--- START OF Provided information ---
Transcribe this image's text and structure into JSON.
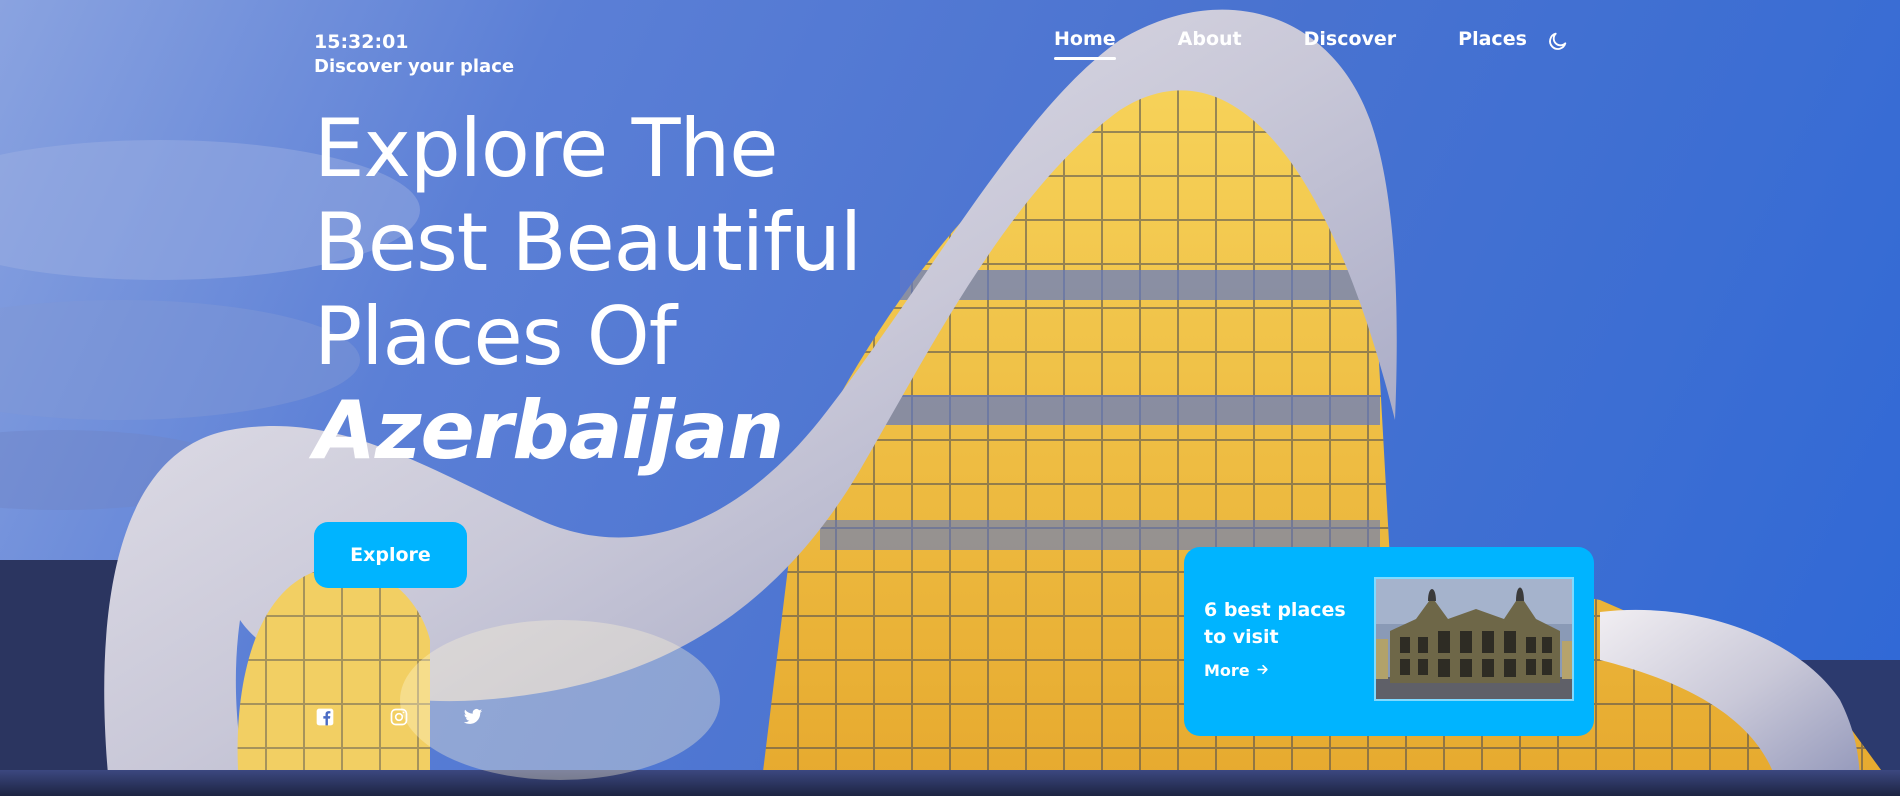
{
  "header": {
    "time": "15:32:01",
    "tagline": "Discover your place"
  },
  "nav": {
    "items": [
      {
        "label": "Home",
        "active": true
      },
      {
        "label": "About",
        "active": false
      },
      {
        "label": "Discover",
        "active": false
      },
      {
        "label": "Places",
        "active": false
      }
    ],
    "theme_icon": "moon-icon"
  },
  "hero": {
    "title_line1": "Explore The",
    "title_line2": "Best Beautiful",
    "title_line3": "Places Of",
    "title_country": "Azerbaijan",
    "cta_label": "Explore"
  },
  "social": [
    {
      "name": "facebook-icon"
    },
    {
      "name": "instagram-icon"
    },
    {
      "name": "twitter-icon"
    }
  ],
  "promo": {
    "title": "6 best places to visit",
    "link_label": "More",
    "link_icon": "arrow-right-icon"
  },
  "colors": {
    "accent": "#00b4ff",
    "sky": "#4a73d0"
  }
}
--- END OF Provided information ---
--- START OF Provided information ---
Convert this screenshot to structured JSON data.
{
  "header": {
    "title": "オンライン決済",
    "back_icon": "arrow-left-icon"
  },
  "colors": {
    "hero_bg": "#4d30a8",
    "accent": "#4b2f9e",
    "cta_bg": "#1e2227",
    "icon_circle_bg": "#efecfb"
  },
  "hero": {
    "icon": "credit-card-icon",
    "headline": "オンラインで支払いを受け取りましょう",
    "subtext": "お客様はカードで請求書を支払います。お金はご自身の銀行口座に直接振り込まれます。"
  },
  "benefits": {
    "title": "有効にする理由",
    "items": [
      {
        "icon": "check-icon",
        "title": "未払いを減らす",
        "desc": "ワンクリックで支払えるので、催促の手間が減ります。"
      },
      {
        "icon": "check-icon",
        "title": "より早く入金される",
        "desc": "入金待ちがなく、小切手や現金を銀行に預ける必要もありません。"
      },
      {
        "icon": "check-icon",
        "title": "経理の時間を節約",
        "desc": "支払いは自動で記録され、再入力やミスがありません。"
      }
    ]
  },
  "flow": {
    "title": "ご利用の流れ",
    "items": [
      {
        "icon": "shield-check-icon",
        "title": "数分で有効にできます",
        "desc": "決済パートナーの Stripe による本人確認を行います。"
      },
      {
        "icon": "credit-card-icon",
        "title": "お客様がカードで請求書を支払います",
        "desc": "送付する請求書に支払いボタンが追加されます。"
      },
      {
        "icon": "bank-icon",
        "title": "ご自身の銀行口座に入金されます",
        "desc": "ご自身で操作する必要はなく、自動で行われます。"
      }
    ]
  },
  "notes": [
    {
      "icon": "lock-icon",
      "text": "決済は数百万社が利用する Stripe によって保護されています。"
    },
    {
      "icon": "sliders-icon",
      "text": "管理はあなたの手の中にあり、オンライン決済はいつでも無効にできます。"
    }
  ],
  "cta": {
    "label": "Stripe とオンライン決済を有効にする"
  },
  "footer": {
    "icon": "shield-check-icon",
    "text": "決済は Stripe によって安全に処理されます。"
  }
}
--- END OF Provided information ---
--- START OF Provided information ---
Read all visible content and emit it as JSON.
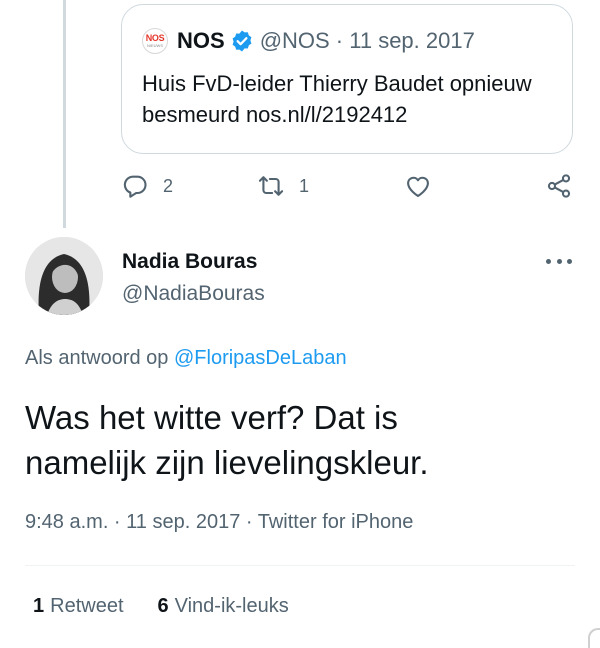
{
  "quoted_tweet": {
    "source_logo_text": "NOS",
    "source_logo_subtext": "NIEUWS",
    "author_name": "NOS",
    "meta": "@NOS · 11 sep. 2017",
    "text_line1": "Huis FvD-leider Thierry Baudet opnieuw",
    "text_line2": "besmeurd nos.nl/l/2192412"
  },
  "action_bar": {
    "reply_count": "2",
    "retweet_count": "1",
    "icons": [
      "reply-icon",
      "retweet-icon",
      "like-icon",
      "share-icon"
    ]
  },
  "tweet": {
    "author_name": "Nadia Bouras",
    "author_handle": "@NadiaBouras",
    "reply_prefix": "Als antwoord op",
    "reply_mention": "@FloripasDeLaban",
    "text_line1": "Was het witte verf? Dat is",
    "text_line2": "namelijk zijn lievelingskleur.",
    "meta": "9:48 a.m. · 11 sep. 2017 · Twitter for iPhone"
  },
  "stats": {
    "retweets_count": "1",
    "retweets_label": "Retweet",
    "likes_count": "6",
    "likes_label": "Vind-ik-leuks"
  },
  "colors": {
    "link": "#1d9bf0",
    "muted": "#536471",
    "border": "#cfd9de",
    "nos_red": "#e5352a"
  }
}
--- END OF Provided information ---
• Challenge:
Check every line of the data above for the string "credit", and copy those that have it.

• Finished exercise:
    "icon": "credit-card-icon",
        "icon": "credit-card-icon",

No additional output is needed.